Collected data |
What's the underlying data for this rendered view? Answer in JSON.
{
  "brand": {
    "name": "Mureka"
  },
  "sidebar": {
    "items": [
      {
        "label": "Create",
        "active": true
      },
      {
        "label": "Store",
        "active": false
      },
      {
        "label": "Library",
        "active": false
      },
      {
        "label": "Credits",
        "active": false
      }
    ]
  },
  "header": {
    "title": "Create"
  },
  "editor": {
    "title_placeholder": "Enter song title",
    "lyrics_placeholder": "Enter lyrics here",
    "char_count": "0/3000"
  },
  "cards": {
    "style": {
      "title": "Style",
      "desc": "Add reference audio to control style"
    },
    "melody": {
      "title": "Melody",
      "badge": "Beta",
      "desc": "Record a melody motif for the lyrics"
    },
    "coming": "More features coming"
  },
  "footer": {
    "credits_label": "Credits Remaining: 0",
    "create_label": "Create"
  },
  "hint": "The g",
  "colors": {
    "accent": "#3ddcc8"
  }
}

...

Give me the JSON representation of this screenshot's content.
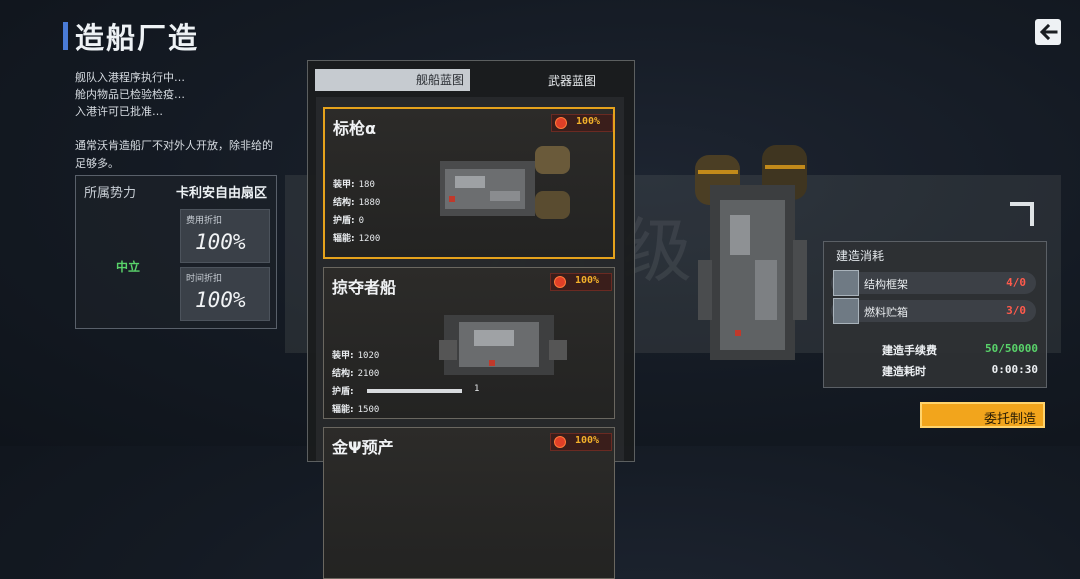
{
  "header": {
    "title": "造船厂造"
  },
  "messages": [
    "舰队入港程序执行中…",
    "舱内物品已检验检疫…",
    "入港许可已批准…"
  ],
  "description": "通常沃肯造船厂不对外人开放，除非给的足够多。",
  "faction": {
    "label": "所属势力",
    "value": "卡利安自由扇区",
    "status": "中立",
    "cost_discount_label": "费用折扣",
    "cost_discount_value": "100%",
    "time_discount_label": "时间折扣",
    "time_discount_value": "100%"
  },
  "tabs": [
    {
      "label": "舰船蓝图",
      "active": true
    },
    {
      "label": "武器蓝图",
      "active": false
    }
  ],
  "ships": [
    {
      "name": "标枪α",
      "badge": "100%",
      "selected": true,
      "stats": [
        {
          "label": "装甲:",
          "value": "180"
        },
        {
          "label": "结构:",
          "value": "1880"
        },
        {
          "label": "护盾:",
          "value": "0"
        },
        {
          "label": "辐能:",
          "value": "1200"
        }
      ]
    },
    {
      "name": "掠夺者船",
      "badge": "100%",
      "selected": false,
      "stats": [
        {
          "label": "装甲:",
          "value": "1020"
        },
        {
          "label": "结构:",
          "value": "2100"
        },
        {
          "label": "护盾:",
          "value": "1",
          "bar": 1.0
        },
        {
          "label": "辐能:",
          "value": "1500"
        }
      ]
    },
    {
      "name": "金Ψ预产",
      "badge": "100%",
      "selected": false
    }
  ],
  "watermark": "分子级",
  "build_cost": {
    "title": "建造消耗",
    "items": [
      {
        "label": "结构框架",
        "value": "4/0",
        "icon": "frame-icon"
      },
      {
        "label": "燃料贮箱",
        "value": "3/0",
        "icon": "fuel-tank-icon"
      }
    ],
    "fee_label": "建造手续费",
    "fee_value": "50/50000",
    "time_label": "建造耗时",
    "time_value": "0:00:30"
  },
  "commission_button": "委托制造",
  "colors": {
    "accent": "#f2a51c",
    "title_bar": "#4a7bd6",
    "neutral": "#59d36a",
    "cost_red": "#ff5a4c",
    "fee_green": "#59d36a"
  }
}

EXERCISE | Pick out and copy every line that contains the word "this".

FINAL RESULT |
What's the underlying data for this rendered view? Answer in JSON.
Give me the JSON representation of this screenshot's content.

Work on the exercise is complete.